To be done
Each record must be reproduced exactly as it is shown.

Record list
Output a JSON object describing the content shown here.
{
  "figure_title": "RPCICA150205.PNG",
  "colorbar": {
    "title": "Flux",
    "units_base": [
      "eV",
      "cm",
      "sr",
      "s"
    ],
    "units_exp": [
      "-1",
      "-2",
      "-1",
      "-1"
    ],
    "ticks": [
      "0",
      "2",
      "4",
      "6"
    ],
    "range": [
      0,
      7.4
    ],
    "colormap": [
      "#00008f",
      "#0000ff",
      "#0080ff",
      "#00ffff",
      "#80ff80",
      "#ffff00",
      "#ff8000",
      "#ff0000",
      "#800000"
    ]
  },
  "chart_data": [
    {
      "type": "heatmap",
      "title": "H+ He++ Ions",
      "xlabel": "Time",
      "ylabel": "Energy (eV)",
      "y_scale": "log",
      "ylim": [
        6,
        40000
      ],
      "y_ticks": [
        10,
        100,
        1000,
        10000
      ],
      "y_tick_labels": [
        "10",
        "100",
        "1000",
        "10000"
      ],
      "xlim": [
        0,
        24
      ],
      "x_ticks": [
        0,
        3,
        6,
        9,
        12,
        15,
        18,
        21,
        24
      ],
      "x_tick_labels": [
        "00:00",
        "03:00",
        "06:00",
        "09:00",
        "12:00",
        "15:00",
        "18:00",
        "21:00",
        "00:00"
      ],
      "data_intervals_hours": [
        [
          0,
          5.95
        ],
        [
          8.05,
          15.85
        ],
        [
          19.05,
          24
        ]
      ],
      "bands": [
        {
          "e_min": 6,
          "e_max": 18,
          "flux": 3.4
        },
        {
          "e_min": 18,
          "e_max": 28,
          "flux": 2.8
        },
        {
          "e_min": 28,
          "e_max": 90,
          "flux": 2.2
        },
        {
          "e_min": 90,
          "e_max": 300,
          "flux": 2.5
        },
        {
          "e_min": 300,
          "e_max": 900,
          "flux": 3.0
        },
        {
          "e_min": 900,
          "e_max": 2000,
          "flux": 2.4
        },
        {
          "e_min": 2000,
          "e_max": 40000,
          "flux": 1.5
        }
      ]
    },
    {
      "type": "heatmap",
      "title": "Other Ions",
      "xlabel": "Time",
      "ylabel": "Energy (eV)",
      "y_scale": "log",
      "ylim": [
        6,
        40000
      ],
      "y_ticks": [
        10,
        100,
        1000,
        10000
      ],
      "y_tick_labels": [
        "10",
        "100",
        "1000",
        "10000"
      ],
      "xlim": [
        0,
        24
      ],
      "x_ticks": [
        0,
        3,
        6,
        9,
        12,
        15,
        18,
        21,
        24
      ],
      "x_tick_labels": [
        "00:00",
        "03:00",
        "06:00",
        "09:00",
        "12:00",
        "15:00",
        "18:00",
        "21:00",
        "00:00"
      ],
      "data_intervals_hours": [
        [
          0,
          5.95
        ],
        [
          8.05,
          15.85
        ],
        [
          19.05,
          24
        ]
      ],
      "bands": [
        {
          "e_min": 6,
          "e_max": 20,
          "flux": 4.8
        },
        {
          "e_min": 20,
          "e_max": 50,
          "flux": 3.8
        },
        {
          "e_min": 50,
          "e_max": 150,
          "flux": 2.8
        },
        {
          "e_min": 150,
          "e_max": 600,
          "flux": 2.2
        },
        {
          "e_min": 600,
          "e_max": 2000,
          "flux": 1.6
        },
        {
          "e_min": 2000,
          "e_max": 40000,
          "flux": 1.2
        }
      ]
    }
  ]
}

Expected output
Output a JSON object describing the content shown here.
{
  "figure_title": "RPCICA150205.PNG",
  "colorbar": {
    "title": "Flux",
    "units_base": [
      "eV",
      "cm",
      "sr",
      "s"
    ],
    "units_exp": [
      "-1",
      "-2",
      "-1",
      "-1"
    ],
    "ticks": [
      "0",
      "2",
      "4",
      "6"
    ],
    "range": [
      0,
      7.4
    ],
    "colormap": [
      "#00008f",
      "#0000ff",
      "#0080ff",
      "#00ffff",
      "#80ff80",
      "#ffff00",
      "#ff8000",
      "#ff0000",
      "#800000"
    ]
  },
  "chart_data": [
    {
      "type": "heatmap",
      "title": "H+ He++ Ions",
      "xlabel": "Time",
      "ylabel": "Energy (eV)",
      "y_scale": "log",
      "ylim": [
        6,
        40000
      ],
      "y_ticks": [
        10,
        100,
        1000,
        10000
      ],
      "y_tick_labels": [
        "10",
        "100",
        "1000",
        "10000"
      ],
      "xlim": [
        0,
        24
      ],
      "x_ticks": [
        0,
        3,
        6,
        9,
        12,
        15,
        18,
        21,
        24
      ],
      "x_tick_labels": [
        "00:00",
        "03:00",
        "06:00",
        "09:00",
        "12:00",
        "15:00",
        "18:00",
        "21:00",
        "00:00"
      ],
      "data_intervals_hours": [
        [
          0,
          5.95
        ],
        [
          8.05,
          15.85
        ],
        [
          19.05,
          24
        ]
      ],
      "bands": [
        {
          "e_min": 6,
          "e_max": 18,
          "flux": 3.4
        },
        {
          "e_min": 18,
          "e_max": 28,
          "flux": 2.8
        },
        {
          "e_min": 28,
          "e_max": 90,
          "flux": 2.2
        },
        {
          "e_min": 90,
          "e_max": 300,
          "flux": 2.5
        },
        {
          "e_min": 300,
          "e_max": 900,
          "flux": 3.0
        },
        {
          "e_min": 900,
          "e_max": 2000,
          "flux": 2.4
        },
        {
          "e_min": 2000,
          "e_max": 40000,
          "flux": 1.5
        }
      ]
    },
    {
      "type": "heatmap",
      "title": "Other Ions",
      "xlabel": "Time",
      "ylabel": "Energy (eV)",
      "y_scale": "log",
      "ylim": [
        6,
        40000
      ],
      "y_ticks": [
        10,
        100,
        1000,
        10000
      ],
      "y_tick_labels": [
        "10",
        "100",
        "1000",
        "10000"
      ],
      "xlim": [
        0,
        24
      ],
      "x_ticks": [
        0,
        3,
        6,
        9,
        12,
        15,
        18,
        21,
        24
      ],
      "x_tick_labels": [
        "00:00",
        "03:00",
        "06:00",
        "09:00",
        "12:00",
        "15:00",
        "18:00",
        "21:00",
        "00:00"
      ],
      "data_intervals_hours": [
        [
          0,
          5.95
        ],
        [
          8.05,
          15.85
        ],
        [
          19.05,
          24
        ]
      ],
      "bands": [
        {
          "e_min": 6,
          "e_max": 20,
          "flux": 4.8
        },
        {
          "e_min": 20,
          "e_max": 50,
          "flux": 3.8
        },
        {
          "e_min": 50,
          "e_max": 150,
          "flux": 2.8
        },
        {
          "e_min": 150,
          "e_max": 600,
          "flux": 2.2
        },
        {
          "e_min": 600,
          "e_max": 2000,
          "flux": 1.6
        },
        {
          "e_min": 2000,
          "e_max": 40000,
          "flux": 1.2
        }
      ]
    }
  ]
}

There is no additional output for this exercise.